* **WORK REQUIRED**
Copy all records verbatim.

* **RECORD SET**
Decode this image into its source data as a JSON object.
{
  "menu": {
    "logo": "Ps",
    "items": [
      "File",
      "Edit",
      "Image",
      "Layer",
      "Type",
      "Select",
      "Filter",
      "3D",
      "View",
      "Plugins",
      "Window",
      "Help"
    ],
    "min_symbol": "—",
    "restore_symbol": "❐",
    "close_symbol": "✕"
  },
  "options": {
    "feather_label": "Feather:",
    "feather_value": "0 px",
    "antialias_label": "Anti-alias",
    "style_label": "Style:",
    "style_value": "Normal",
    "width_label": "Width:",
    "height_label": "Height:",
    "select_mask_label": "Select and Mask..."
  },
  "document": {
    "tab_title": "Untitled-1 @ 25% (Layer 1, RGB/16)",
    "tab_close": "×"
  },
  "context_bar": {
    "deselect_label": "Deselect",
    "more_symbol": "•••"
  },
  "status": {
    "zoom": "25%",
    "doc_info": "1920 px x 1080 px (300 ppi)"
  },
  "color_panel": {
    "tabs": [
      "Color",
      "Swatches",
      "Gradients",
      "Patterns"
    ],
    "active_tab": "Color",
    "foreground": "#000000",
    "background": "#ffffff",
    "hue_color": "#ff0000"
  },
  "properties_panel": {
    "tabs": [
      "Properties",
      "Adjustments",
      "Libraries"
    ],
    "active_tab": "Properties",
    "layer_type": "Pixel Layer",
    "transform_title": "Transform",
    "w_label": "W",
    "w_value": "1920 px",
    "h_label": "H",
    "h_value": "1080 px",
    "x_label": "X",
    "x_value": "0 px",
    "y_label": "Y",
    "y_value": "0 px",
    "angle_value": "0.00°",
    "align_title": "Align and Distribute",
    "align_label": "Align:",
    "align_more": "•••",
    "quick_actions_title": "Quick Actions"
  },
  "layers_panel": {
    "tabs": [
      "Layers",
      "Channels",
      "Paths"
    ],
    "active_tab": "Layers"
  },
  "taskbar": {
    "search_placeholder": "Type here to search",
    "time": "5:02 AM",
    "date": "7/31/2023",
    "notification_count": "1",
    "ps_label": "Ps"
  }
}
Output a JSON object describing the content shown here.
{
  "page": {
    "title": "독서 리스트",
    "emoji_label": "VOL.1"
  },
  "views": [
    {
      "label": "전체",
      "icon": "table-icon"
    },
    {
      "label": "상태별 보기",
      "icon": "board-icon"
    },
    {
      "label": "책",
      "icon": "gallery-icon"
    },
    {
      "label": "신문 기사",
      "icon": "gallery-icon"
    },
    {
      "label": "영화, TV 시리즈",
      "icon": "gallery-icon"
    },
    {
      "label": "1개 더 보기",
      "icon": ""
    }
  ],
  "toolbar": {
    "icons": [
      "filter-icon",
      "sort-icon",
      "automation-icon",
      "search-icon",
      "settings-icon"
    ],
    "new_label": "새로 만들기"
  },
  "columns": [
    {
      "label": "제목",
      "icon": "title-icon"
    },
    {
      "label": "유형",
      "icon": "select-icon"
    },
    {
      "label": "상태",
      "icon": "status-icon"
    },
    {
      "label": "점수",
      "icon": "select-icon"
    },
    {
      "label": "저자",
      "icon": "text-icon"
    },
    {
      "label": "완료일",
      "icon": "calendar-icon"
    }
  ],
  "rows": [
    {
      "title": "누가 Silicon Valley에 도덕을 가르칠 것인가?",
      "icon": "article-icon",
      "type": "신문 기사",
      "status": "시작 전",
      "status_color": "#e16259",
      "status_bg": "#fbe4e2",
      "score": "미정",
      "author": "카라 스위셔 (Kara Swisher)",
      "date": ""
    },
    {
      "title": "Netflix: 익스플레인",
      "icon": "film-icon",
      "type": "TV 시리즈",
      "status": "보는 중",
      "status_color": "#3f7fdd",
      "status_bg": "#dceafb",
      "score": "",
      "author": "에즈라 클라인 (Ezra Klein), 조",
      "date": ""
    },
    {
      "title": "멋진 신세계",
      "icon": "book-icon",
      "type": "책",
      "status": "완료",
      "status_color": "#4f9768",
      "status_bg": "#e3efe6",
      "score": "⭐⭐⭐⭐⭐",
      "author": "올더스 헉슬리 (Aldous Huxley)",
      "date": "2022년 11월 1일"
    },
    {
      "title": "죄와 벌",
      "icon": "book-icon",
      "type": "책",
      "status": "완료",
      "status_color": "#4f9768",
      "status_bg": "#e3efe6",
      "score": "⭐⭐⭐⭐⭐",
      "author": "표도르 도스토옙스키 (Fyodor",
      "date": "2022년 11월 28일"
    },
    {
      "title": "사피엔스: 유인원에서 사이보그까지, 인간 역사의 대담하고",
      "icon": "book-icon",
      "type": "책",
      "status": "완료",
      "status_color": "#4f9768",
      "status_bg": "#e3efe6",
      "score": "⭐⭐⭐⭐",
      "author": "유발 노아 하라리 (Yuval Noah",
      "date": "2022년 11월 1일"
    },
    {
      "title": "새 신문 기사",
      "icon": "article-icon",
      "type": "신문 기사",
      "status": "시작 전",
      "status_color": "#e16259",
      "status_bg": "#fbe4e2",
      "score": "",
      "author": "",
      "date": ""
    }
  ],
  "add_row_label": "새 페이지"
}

* **ANSWER TO THIS TASK**
Decode this image into its source data as a JSON object.
{
  "menu": {
    "logo": "Ps",
    "items": [
      "File",
      "Edit",
      "Image",
      "Layer",
      "Type",
      "Select",
      "Filter",
      "3D",
      "View",
      "Plugins",
      "Window",
      "Help"
    ],
    "min_symbol": "—",
    "restore_symbol": "❐",
    "close_symbol": "✕"
  },
  "options": {
    "feather_label": "Feather:",
    "feather_value": "0 px",
    "antialias_label": "Anti-alias",
    "style_label": "Style:",
    "style_value": "Normal",
    "width_label": "Width:",
    "height_label": "Height:",
    "select_mask_label": "Select and Mask..."
  },
  "document": {
    "tab_title": "Untitled-1 @ 25% (Layer 1, RGB/16)",
    "tab_close": "×"
  },
  "context_bar": {
    "deselect_label": "Deselect",
    "more_symbol": "•••"
  },
  "status": {
    "zoom": "25%",
    "doc_info": "1920 px x 1080 px (300 ppi)"
  },
  "color_panel": {
    "tabs": [
      "Color",
      "Swatches",
      "Gradients",
      "Patterns"
    ],
    "active_tab": "Color",
    "foreground": "#000000",
    "background": "#ffffff",
    "hue_color": "#ff0000"
  },
  "properties_panel": {
    "tabs": [
      "Properties",
      "Adjustments",
      "Libraries"
    ],
    "active_tab": "Properties",
    "layer_type": "Pixel Layer",
    "transform_title": "Transform",
    "w_label": "W",
    "w_value": "1920 px",
    "h_label": "H",
    "h_value": "1080 px",
    "x_label": "X",
    "x_value": "0 px",
    "y_label": "Y",
    "y_value": "0 px",
    "angle_value": "0.00°",
    "align_title": "Align and Distribute",
    "align_label": "Align:",
    "align_more": "•••",
    "quick_actions_title": "Quick Actions"
  },
  "layers_panel": {
    "tabs": [
      "Layers",
      "Channels",
      "Paths"
    ],
    "active_tab": "Layers"
  },
  "taskbar": {
    "search_placeholder": "Type here to search",
    "time": "5:02 AM",
    "date": "7/31/2023",
    "notification_count": "1",
    "ps_label": "Ps"
  }
}
Output a JSON object describing the content shown here.
{
  "page": {
    "title": "독서 리스트",
    "emoji_label": "VOL.1"
  },
  "views": [
    {
      "label": "전체",
      "icon": "table-icon"
    },
    {
      "label": "상태별 보기",
      "icon": "board-icon"
    },
    {
      "label": "책",
      "icon": "gallery-icon"
    },
    {
      "label": "신문 기사",
      "icon": "gallery-icon"
    },
    {
      "label": "영화, TV 시리즈",
      "icon": "gallery-icon"
    },
    {
      "label": "1개 더 보기",
      "icon": ""
    }
  ],
  "toolbar": {
    "icons": [
      "filter-icon",
      "sort-icon",
      "automation-icon",
      "search-icon",
      "settings-icon"
    ],
    "new_label": "새로 만들기"
  },
  "columns": [
    {
      "label": "제목",
      "icon": "title-icon"
    },
    {
      "label": "유형",
      "icon": "select-icon"
    },
    {
      "label": "상태",
      "icon": "status-icon"
    },
    {
      "label": "점수",
      "icon": "select-icon"
    },
    {
      "label": "저자",
      "icon": "text-icon"
    },
    {
      "label": "완료일",
      "icon": "calendar-icon"
    }
  ],
  "rows": [
    {
      "title": "누가 Silicon Valley에 도덕을 가르칠 것인가?",
      "icon": "article-icon",
      "type": "신문 기사",
      "status": "시작 전",
      "status_color": "#e16259",
      "status_bg": "#fbe4e2",
      "score": "미정",
      "author": "카라 스위셔 (Kara Swisher)",
      "date": ""
    },
    {
      "title": "Netflix: 익스플레인",
      "icon": "film-icon",
      "type": "TV 시리즈",
      "status": "보는 중",
      "status_color": "#3f7fdd",
      "status_bg": "#dceafb",
      "score": "",
      "author": "에즈라 클라인 (Ezra Klein), 조",
      "date": ""
    },
    {
      "title": "멋진 신세계",
      "icon": "book-icon",
      "type": "책",
      "status": "완료",
      "status_color": "#4f9768",
      "status_bg": "#e3efe6",
      "score": "⭐⭐⭐⭐⭐",
      "author": "올더스 헉슬리 (Aldous Huxley)",
      "date": "2022년 11월 1일"
    },
    {
      "title": "죄와 벌",
      "icon": "book-icon",
      "type": "책",
      "status": "완료",
      "status_color": "#4f9768",
      "status_bg": "#e3efe6",
      "score": "⭐⭐⭐⭐⭐",
      "author": "표도르 도스토옙스키 (Fyodor",
      "date": "2022년 11월 28일"
    },
    {
      "title": "사피엔스: 유인원에서 사이보그까지, 인간 역사의 대담하고",
      "icon": "book-icon",
      "type": "책",
      "status": "완료",
      "status_color": "#4f9768",
      "status_bg": "#e3efe6",
      "score": "⭐⭐⭐⭐",
      "author": "유발 노아 하라리 (Yuval Noah",
      "date": "2022년 11월 1일"
    },
    {
      "title": "새 신문 기사",
      "icon": "article-icon",
      "type": "신문 기사",
      "status": "시작 전",
      "status_color": "#e16259",
      "status_bg": "#fbe4e2",
      "score": "",
      "author": "",
      "date": ""
    }
  ],
  "add_row_label": "새 페이지"
}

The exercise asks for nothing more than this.